> **TO DO**: Output every line of the data exactly as it appears.
▬▬▬▬▬▬
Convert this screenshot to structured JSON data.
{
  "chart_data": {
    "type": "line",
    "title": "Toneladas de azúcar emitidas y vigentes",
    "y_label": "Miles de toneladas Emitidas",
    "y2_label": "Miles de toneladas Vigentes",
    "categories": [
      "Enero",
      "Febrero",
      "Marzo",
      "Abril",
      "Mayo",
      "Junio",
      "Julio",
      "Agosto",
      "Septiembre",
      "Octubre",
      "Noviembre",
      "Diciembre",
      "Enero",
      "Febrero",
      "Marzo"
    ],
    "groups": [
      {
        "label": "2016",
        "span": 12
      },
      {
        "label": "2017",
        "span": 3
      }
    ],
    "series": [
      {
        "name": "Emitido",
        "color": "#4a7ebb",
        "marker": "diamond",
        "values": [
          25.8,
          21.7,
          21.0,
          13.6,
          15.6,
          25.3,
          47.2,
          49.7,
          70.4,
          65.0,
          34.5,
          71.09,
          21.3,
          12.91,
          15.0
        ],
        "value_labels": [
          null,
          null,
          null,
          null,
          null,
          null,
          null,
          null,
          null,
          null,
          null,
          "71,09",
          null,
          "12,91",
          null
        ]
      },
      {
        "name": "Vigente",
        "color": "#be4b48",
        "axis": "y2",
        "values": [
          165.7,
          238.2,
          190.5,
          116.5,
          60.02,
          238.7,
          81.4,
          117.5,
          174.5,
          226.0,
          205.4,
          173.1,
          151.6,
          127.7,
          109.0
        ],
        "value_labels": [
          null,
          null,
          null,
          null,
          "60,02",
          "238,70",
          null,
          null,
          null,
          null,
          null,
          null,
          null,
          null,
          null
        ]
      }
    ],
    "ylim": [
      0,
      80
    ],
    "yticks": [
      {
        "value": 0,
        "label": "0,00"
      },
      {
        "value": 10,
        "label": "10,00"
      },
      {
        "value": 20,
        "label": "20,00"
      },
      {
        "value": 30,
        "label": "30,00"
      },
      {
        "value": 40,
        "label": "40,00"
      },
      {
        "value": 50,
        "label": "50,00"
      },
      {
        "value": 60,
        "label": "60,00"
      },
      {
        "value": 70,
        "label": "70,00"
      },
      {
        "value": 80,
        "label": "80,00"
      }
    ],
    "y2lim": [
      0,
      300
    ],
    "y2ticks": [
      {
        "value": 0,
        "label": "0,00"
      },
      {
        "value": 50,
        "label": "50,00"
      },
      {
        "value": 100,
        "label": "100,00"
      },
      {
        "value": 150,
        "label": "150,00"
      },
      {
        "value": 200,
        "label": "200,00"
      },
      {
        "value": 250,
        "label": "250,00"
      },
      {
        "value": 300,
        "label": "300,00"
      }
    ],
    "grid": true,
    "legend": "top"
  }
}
▬▬▬▬▬▬
> **THE SOLUTION**:
Convert this screenshot to structured JSON data.
{
  "chart_data": {
    "type": "line",
    "title": "Toneladas de azúcar emitidas y vigentes",
    "y_label": "Miles de toneladas Emitidas",
    "y2_label": "Miles de toneladas Vigentes",
    "categories": [
      "Enero",
      "Febrero",
      "Marzo",
      "Abril",
      "Mayo",
      "Junio",
      "Julio",
      "Agosto",
      "Septiembre",
      "Octubre",
      "Noviembre",
      "Diciembre",
      "Enero",
      "Febrero",
      "Marzo"
    ],
    "groups": [
      {
        "label": "2016",
        "span": 12
      },
      {
        "label": "2017",
        "span": 3
      }
    ],
    "series": [
      {
        "name": "Emitido",
        "color": "#4a7ebb",
        "marker": "diamond",
        "values": [
          25.8,
          21.7,
          21.0,
          13.6,
          15.6,
          25.3,
          47.2,
          49.7,
          70.4,
          65.0,
          34.5,
          71.09,
          21.3,
          12.91,
          15.0
        ],
        "value_labels": [
          null,
          null,
          null,
          null,
          null,
          null,
          null,
          null,
          null,
          null,
          null,
          "71,09",
          null,
          "12,91",
          null
        ]
      },
      {
        "name": "Vigente",
        "color": "#be4b48",
        "axis": "y2",
        "values": [
          165.7,
          238.2,
          190.5,
          116.5,
          60.02,
          238.7,
          81.4,
          117.5,
          174.5,
          226.0,
          205.4,
          173.1,
          151.6,
          127.7,
          109.0
        ],
        "value_labels": [
          null,
          null,
          null,
          null,
          "60,02",
          "238,70",
          null,
          null,
          null,
          null,
          null,
          null,
          null,
          null,
          null
        ]
      }
    ],
    "ylim": [
      0,
      80
    ],
    "yticks": [
      {
        "value": 0,
        "label": "0,00"
      },
      {
        "value": 10,
        "label": "10,00"
      },
      {
        "value": 20,
        "label": "20,00"
      },
      {
        "value": 30,
        "label": "30,00"
      },
      {
        "value": 40,
        "label": "40,00"
      },
      {
        "value": 50,
        "label": "50,00"
      },
      {
        "value": 60,
        "label": "60,00"
      },
      {
        "value": 70,
        "label": "70,00"
      },
      {
        "value": 80,
        "label": "80,00"
      }
    ],
    "y2lim": [
      0,
      300
    ],
    "y2ticks": [
      {
        "value": 0,
        "label": "0,00"
      },
      {
        "value": 50,
        "label": "50,00"
      },
      {
        "value": 100,
        "label": "100,00"
      },
      {
        "value": 150,
        "label": "150,00"
      },
      {
        "value": 200,
        "label": "200,00"
      },
      {
        "value": 250,
        "label": "250,00"
      },
      {
        "value": 300,
        "label": "300,00"
      }
    ],
    "grid": true,
    "legend": "top"
  }
}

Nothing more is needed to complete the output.